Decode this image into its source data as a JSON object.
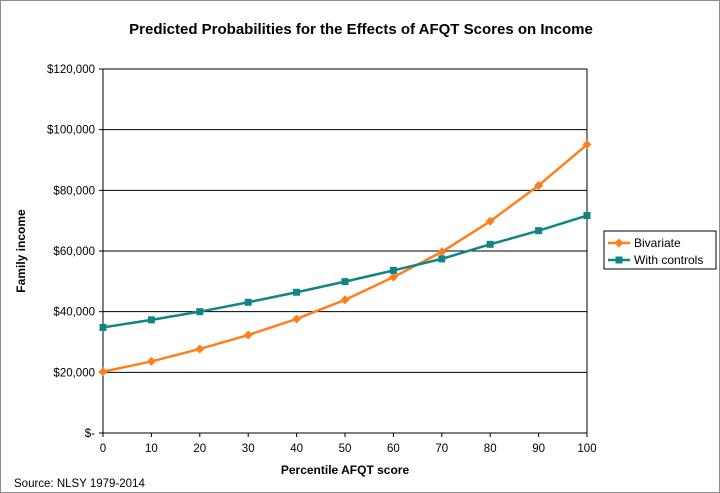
{
  "chart_data": {
    "type": "line",
    "title": "Predicted Probabilities for the Effects of AFQT Scores on Income",
    "xlabel": "Percentile AFQT score",
    "ylabel": "Family income",
    "source": "Source: NLSY 1979-2014",
    "x": [
      0,
      10,
      20,
      30,
      40,
      50,
      60,
      70,
      80,
      90,
      100
    ],
    "xticks": [
      "0",
      "10",
      "20",
      "30",
      "40",
      "50",
      "60",
      "70",
      "80",
      "90",
      "100"
    ],
    "ylim": [
      0,
      120000
    ],
    "yticks": [
      {
        "value": 0,
        "label": "$-"
      },
      {
        "value": 20000,
        "label": "$20,000"
      },
      {
        "value": 40000,
        "label": "$40,000"
      },
      {
        "value": 60000,
        "label": "$60,000"
      },
      {
        "value": 80000,
        "label": "$80,000"
      },
      {
        "value": 100000,
        "label": "$100,000"
      },
      {
        "value": 120000,
        "label": "$120,000"
      }
    ],
    "grid": "horizontal",
    "legend_position": "right",
    "series": [
      {
        "name": "Bivariate",
        "color": "#ff7f1e",
        "marker": "diamond",
        "values": [
          20200,
          23600,
          27700,
          32300,
          37600,
          43900,
          51400,
          59700,
          69800,
          81600,
          95100
        ]
      },
      {
        "name": "With controls",
        "color": "#118585",
        "marker": "square",
        "values": [
          34800,
          37300,
          40000,
          43100,
          46400,
          49900,
          53600,
          57400,
          62200,
          66700,
          71700
        ]
      }
    ]
  }
}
━━━━━━━━━━
### STATED PROBLEM
Return the records exactly. Don't carry the pictures over.

### WRITTEN ANSWER
Decode this image into its source data as a JSON object.
{
  "chart_data": {
    "type": "line",
    "title": "Predicted Probabilities for the Effects of AFQT Scores on Income",
    "xlabel": "Percentile AFQT score",
    "ylabel": "Family income",
    "source": "Source: NLSY 1979-2014",
    "x": [
      0,
      10,
      20,
      30,
      40,
      50,
      60,
      70,
      80,
      90,
      100
    ],
    "xticks": [
      "0",
      "10",
      "20",
      "30",
      "40",
      "50",
      "60",
      "70",
      "80",
      "90",
      "100"
    ],
    "ylim": [
      0,
      120000
    ],
    "yticks": [
      {
        "value": 0,
        "label": "$-"
      },
      {
        "value": 20000,
        "label": "$20,000"
      },
      {
        "value": 40000,
        "label": "$40,000"
      },
      {
        "value": 60000,
        "label": "$60,000"
      },
      {
        "value": 80000,
        "label": "$80,000"
      },
      {
        "value": 100000,
        "label": "$100,000"
      },
      {
        "value": 120000,
        "label": "$120,000"
      }
    ],
    "grid": "horizontal",
    "legend_position": "right",
    "series": [
      {
        "name": "Bivariate",
        "color": "#ff7f1e",
        "marker": "diamond",
        "values": [
          20200,
          23600,
          27700,
          32300,
          37600,
          43900,
          51400,
          59700,
          69800,
          81600,
          95100
        ]
      },
      {
        "name": "With controls",
        "color": "#118585",
        "marker": "square",
        "values": [
          34800,
          37300,
          40000,
          43100,
          46400,
          49900,
          53600,
          57400,
          62200,
          66700,
          71700
        ]
      }
    ]
  }
}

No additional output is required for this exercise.